[Given request] Copy out all lines where "JSON" appears.

[Task inputs]
━━━━━━━━━━

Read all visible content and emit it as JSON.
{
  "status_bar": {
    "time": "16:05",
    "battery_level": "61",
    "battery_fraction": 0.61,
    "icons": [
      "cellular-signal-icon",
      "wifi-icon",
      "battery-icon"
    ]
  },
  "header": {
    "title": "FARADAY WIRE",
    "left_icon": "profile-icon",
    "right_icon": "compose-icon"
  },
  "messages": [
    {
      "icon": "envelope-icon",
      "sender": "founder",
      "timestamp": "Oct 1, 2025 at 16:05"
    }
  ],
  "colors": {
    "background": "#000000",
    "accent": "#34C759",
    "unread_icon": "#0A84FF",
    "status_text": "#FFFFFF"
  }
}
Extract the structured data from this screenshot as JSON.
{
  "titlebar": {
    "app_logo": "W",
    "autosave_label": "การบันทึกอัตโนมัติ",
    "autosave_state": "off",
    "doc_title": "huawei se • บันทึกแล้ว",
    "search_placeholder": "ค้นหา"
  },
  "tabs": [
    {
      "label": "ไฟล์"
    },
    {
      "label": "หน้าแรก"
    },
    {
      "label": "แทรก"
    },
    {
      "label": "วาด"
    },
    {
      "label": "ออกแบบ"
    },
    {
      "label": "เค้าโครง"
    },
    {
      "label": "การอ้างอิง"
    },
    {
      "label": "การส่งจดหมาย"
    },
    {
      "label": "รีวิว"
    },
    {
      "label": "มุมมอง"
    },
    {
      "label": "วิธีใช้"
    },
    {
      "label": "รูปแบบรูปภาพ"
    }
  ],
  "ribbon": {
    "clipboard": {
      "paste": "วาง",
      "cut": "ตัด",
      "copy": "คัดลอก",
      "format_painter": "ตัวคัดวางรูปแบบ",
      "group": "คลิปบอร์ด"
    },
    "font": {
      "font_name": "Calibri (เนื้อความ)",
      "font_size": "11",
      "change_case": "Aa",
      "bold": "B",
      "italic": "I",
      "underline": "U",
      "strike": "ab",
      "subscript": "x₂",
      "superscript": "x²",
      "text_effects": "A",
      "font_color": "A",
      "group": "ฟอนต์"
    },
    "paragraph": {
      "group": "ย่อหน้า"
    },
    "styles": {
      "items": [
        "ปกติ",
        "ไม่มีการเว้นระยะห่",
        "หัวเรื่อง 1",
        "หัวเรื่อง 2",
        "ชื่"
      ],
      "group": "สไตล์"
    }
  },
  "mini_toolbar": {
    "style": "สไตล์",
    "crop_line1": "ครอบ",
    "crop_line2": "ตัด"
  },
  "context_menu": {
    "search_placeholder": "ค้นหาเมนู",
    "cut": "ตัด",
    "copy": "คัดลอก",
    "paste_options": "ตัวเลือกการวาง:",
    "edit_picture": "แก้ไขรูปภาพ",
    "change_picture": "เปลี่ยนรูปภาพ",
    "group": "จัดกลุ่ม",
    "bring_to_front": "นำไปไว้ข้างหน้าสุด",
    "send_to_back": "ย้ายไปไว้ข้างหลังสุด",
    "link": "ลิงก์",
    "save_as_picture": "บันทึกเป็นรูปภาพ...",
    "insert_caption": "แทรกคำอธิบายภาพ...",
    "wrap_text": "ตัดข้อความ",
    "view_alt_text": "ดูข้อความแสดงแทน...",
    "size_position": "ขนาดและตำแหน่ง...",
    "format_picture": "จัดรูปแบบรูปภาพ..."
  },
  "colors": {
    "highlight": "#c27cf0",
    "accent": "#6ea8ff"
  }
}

━━━━━━━━━━

[Exercise response]
Read all visible content and emit it as JSON.
Extract the structured data from this screenshot as JSON.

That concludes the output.